Items from a data source:
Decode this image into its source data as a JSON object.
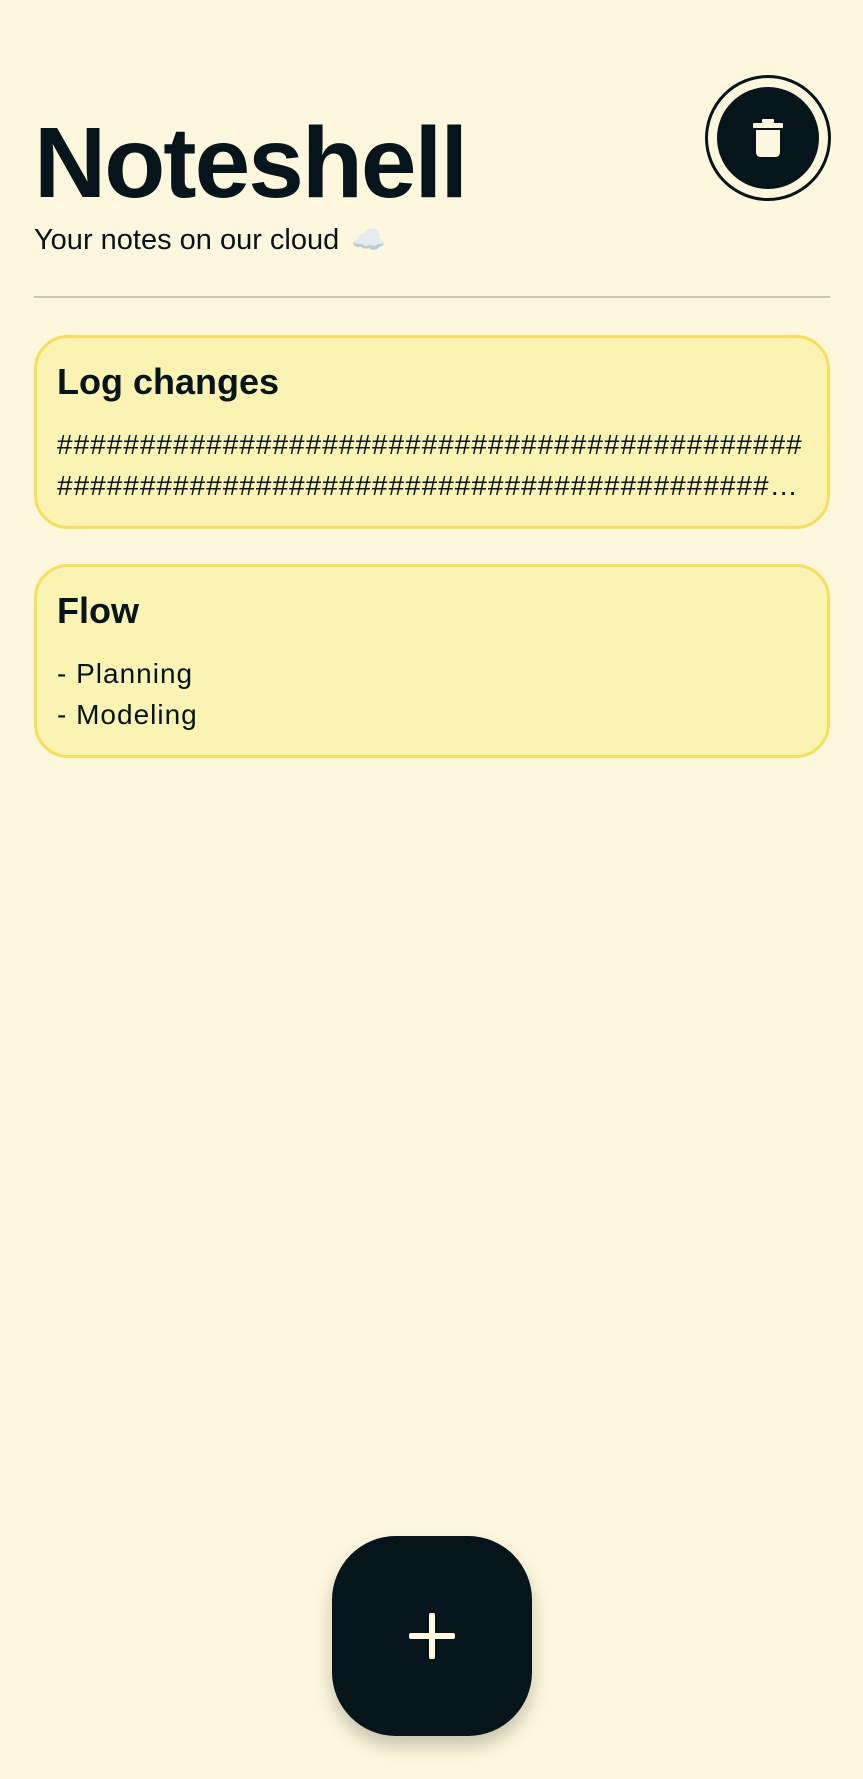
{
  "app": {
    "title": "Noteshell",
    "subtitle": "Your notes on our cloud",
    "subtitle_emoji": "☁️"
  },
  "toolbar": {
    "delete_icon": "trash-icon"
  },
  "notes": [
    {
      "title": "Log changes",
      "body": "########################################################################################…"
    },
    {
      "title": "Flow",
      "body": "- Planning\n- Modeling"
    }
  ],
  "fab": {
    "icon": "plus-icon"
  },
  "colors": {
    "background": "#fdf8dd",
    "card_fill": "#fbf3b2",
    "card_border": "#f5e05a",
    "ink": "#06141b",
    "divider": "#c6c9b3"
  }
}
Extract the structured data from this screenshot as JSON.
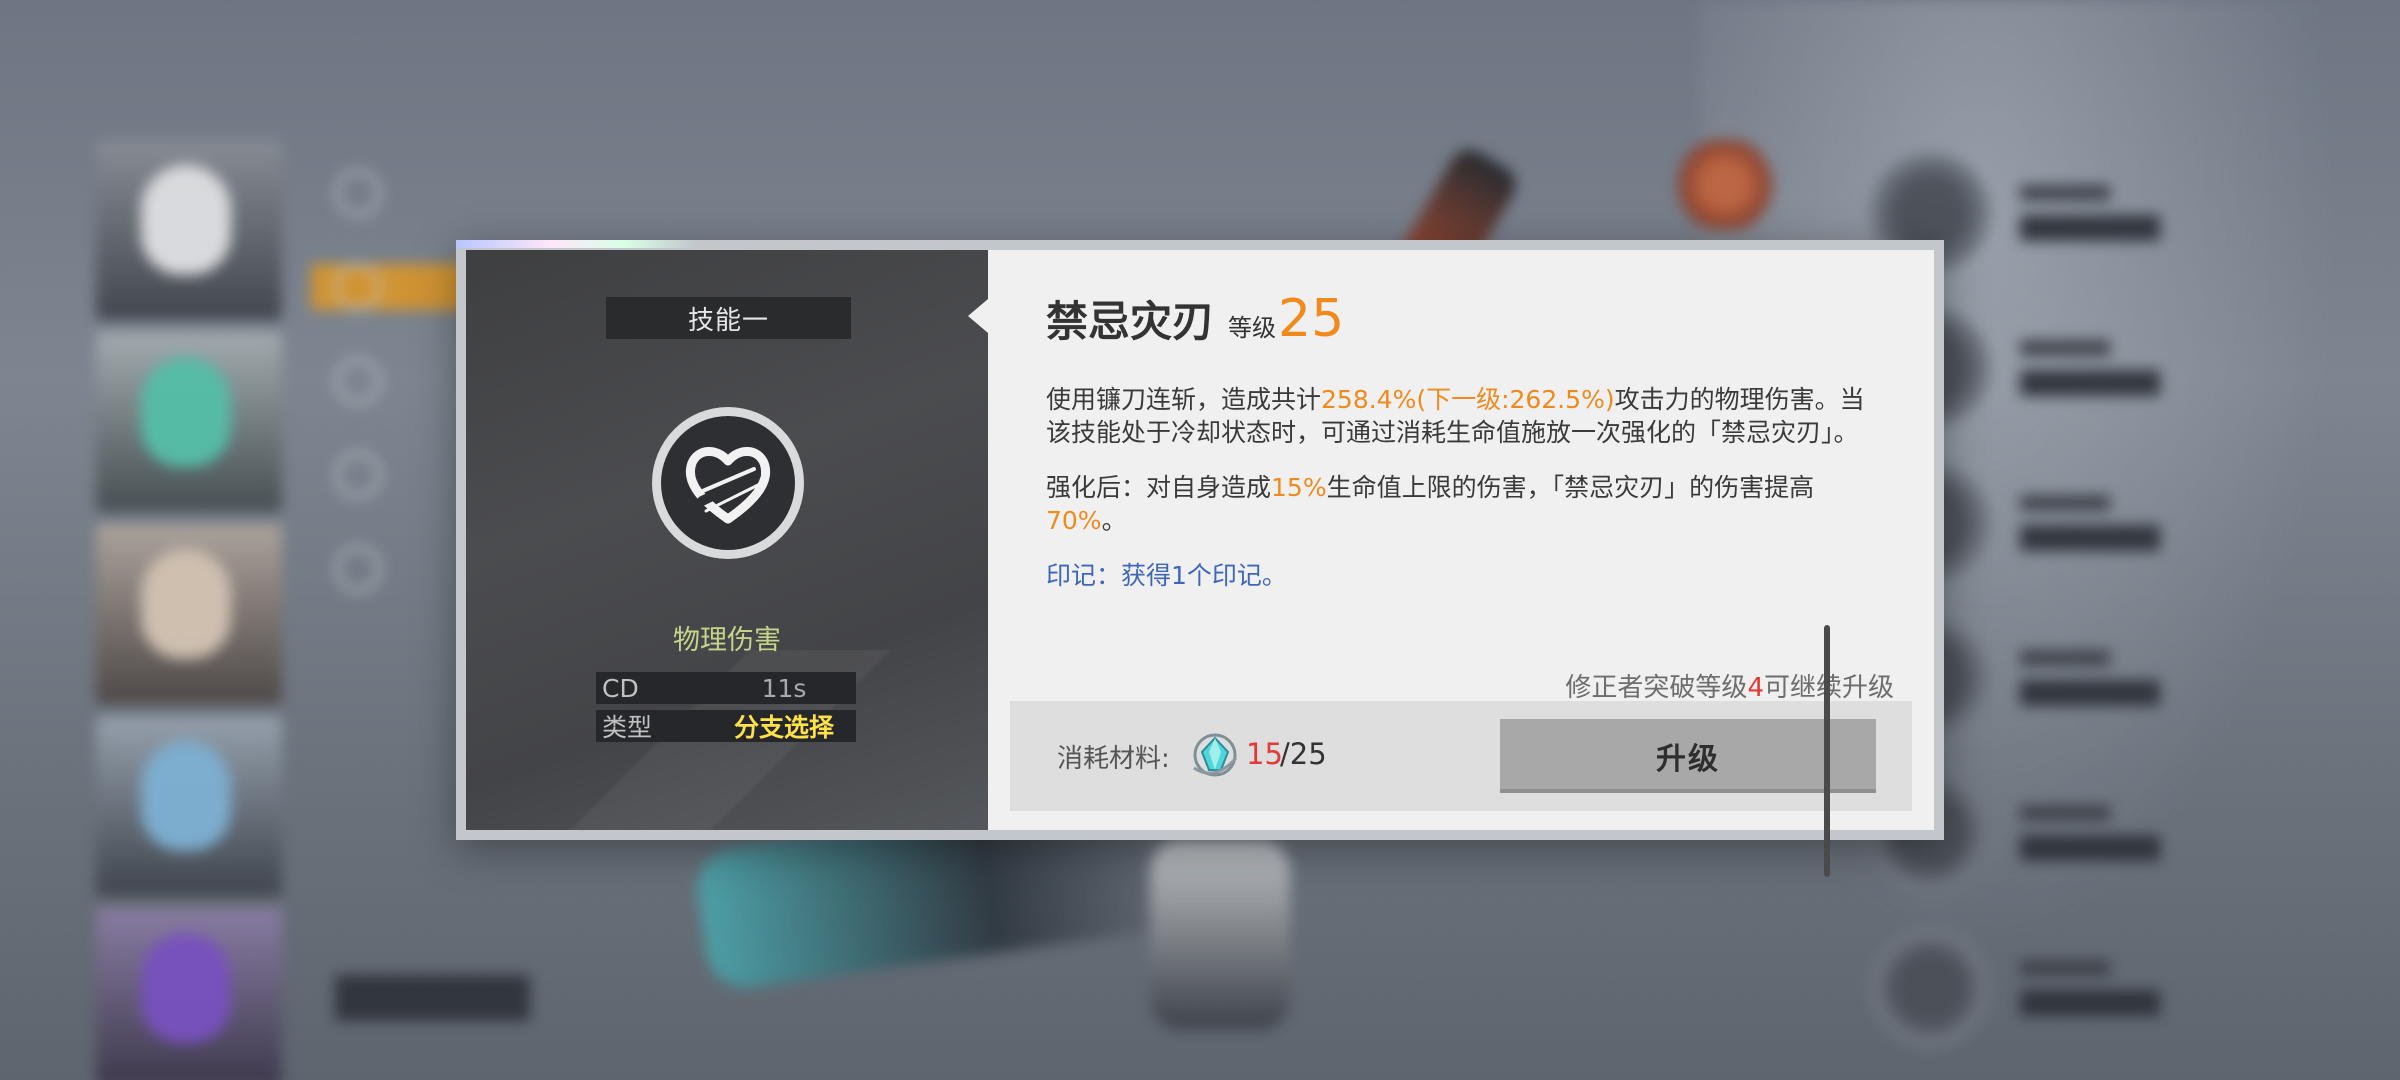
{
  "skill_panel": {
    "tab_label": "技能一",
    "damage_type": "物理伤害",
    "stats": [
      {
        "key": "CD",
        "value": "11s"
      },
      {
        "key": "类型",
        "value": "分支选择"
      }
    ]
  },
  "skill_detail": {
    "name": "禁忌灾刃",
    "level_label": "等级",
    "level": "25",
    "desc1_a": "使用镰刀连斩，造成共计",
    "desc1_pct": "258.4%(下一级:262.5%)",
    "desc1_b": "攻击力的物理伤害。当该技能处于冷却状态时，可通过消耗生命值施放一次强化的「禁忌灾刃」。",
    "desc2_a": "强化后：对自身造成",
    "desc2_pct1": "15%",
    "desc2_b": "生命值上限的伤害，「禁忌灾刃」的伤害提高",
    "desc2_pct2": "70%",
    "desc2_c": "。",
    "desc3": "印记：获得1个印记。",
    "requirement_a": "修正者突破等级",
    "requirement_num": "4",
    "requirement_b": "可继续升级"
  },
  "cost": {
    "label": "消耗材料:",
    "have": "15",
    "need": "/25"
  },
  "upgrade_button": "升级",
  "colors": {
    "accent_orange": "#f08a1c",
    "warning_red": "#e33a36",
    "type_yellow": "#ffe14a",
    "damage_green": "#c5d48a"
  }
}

__INSTRUCTIONS FOR THE TASK__
Write out every entry again word for word, without any of the pictures.

__RESULT OF THE EXERCISE__
Decode this image into its source data as a JSON object.
{
  "app": {
    "title": "Noteshell",
    "subtitle": "Your notes on our cloud",
    "subtitle_emoji": "☁️"
  },
  "toolbar": {
    "delete_icon": "trash-icon"
  },
  "notes": [
    {
      "title": "Log changes",
      "body": "########################################################################################…"
    },
    {
      "title": "Flow",
      "body": "- Planning\n- Modeling"
    }
  ],
  "fab": {
    "icon": "plus-icon"
  },
  "colors": {
    "background": "#fdf8dd",
    "card_fill": "#fbf3b2",
    "card_border": "#f5e05a",
    "ink": "#06141b",
    "divider": "#c6c9b3"
  }
}
Extract the structured data from this screenshot as JSON.
{
  "skill_panel": {
    "tab_label": "技能一",
    "damage_type": "物理伤害",
    "stats": [
      {
        "key": "CD",
        "value": "11s"
      },
      {
        "key": "类型",
        "value": "分支选择"
      }
    ]
  },
  "skill_detail": {
    "name": "禁忌灾刃",
    "level_label": "等级",
    "level": "25",
    "desc1_a": "使用镰刀连斩，造成共计",
    "desc1_pct": "258.4%(下一级:262.5%)",
    "desc1_b": "攻击力的物理伤害。当该技能处于冷却状态时，可通过消耗生命值施放一次强化的「禁忌灾刃」。",
    "desc2_a": "强化后：对自身造成",
    "desc2_pct1": "15%",
    "desc2_b": "生命值上限的伤害，「禁忌灾刃」的伤害提高",
    "desc2_pct2": "70%",
    "desc2_c": "。",
    "desc3": "印记：获得1个印记。",
    "requirement_a": "修正者突破等级",
    "requirement_num": "4",
    "requirement_b": "可继续升级"
  },
  "cost": {
    "label": "消耗材料:",
    "have": "15",
    "need": "/25"
  },
  "upgrade_button": "升级",
  "colors": {
    "accent_orange": "#f08a1c",
    "warning_red": "#e33a36",
    "type_yellow": "#ffe14a",
    "damage_green": "#c5d48a"
  }
}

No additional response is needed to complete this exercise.